Go over the listing below line by line and tally those containing "obligations". Give only the tally.
┌──
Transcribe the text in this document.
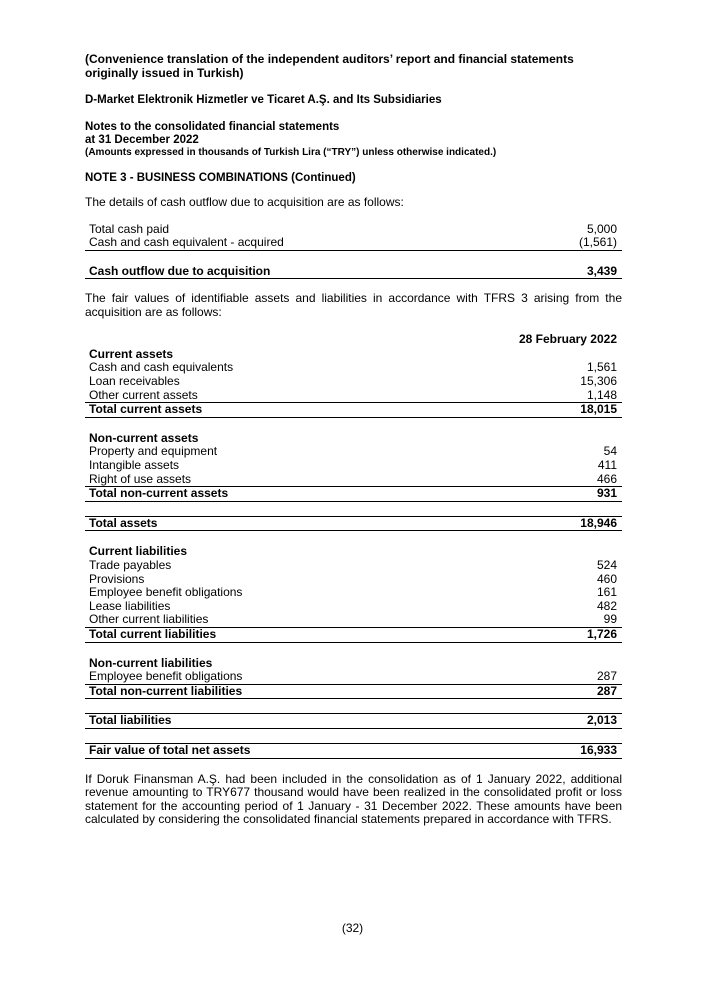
(Convenience translation of the independent auditors’ report and financial statements originally issued in Turkish)
D-Market Elektronik Hizmetler ve Ticaret A.Ş. and Its Subsidiaries
Notes to the consolidated financial statements
at 31 December 2022
(Amounts expressed in thousands of Turkish Lira (“TRY”) unless otherwise indicated.)
NOTE 3 - BUSINESS COMBINATIONS (Continued)
The details of cash outflow due to acquisition are as follows:
Total cash paid	5,000
Cash and cash equivalent - acquired	(1,561)
Cash outflow due to acquisition	3,439
The fair values of identifiable assets and liabilities in accordance with TFRS 3 arising from the acquisition are as follows:
28 February 2022
Current assets
Cash and cash equivalents	1,561
Loan receivables	15,306
Other current assets	1,148
Total current assets	18,015
Non-current assets
Property and equipment	54
Intangible assets	411
Right of use assets	466
Total non-current assets	931
Total assets	18,946
Current liabilities
Trade payables	524
Provisions	460
Employee benefit obligations	161
Lease liabilities	482
Other current liabilities	99
Total current liabilities	1,726
Non-current liabilities
Employee benefit obligations	287
Total non-current liabilities	287
Total liabilities	2,013
Fair value of total net assets	16,933
If Doruk Finansman A.Ş. had been included in the consolidation as of 1 January 2022, additional revenue amounting to TRY677 thousand would have been realized in the consolidated profit or loss statement for the accounting period of 1 January - 31 December 2022. These amounts have been calculated by considering the consolidated financial statements prepared in accordance with TFRS.
(32)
└──
EXERCISE ANSWER: 2